» **Task brief**
Identify all lines in the data containing the string "this". Copy them out.
----- Input records -----
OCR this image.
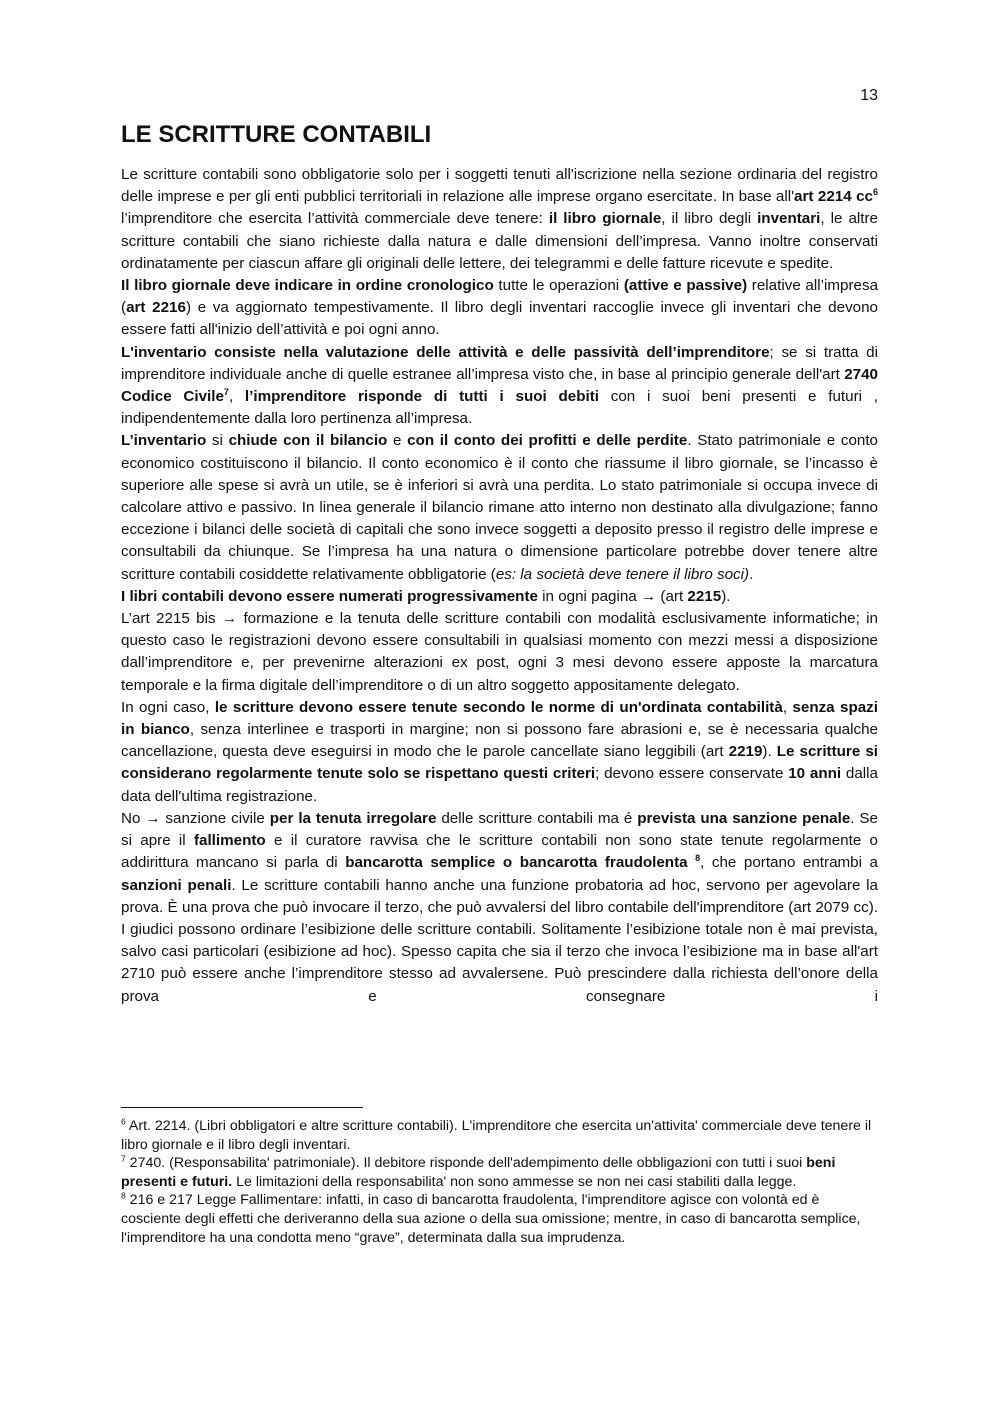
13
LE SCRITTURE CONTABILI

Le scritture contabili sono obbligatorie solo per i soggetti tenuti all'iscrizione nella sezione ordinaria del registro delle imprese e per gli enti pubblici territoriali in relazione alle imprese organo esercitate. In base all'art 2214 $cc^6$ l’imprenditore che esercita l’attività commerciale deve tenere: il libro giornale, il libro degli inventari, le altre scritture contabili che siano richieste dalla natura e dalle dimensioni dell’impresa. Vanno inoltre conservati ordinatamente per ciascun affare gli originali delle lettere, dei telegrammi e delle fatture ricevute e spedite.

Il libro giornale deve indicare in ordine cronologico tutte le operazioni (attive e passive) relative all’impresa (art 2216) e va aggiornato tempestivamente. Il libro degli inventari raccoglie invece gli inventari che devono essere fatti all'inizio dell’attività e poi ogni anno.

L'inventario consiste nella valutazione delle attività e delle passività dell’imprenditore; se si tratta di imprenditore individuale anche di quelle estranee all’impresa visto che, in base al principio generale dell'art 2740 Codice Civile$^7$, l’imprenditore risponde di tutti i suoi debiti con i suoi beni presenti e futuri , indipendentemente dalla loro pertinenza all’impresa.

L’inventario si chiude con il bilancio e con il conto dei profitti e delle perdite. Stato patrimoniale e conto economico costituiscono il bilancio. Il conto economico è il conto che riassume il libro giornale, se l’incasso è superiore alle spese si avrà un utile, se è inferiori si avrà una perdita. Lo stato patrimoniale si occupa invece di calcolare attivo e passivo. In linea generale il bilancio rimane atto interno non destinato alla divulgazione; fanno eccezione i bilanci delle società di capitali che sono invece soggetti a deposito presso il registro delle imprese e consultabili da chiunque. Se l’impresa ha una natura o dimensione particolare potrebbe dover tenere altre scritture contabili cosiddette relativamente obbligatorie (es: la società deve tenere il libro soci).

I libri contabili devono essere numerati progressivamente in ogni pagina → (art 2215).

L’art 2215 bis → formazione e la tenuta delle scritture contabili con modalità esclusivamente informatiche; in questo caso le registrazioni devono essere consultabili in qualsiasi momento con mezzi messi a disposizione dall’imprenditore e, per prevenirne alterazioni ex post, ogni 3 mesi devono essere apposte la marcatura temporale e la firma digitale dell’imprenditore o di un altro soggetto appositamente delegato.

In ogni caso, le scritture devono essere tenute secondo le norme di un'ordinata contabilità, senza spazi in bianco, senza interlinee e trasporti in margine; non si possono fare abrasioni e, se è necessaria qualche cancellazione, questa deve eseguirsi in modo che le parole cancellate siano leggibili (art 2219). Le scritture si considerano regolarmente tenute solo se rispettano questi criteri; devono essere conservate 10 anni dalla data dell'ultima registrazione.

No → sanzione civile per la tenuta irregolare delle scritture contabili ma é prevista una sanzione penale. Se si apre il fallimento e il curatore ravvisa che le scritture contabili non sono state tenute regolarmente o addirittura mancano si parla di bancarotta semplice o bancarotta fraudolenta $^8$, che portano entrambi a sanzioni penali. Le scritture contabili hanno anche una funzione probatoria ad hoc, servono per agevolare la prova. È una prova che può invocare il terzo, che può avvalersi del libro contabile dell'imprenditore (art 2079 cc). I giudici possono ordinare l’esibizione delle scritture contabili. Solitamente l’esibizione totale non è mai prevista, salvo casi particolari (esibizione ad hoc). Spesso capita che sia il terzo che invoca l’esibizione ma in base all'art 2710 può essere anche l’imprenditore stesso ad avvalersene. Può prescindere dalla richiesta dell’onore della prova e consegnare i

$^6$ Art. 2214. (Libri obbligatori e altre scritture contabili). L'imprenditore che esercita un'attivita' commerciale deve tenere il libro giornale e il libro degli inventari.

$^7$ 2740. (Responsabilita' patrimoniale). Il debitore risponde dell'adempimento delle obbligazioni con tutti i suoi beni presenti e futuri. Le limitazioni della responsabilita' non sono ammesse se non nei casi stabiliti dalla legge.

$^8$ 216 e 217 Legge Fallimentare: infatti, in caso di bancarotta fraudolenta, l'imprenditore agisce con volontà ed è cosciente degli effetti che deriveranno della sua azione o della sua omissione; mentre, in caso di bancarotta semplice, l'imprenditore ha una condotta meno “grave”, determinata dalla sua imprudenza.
-----
----- Input records -----
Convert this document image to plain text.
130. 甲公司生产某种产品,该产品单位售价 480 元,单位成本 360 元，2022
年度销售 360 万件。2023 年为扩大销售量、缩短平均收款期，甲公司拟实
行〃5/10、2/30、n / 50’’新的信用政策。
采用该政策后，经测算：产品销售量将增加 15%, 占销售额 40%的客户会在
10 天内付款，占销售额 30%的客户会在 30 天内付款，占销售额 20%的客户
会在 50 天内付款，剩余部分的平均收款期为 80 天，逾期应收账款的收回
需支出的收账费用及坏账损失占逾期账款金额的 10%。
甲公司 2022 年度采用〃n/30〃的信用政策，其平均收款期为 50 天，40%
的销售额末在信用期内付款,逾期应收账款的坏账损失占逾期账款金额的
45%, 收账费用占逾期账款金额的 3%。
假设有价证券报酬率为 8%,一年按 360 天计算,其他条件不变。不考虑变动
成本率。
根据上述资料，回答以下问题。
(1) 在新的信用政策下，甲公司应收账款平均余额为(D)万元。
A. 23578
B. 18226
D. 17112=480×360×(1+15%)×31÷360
-----
» **Task response**
OCR this image.
Convert this document image to plain text.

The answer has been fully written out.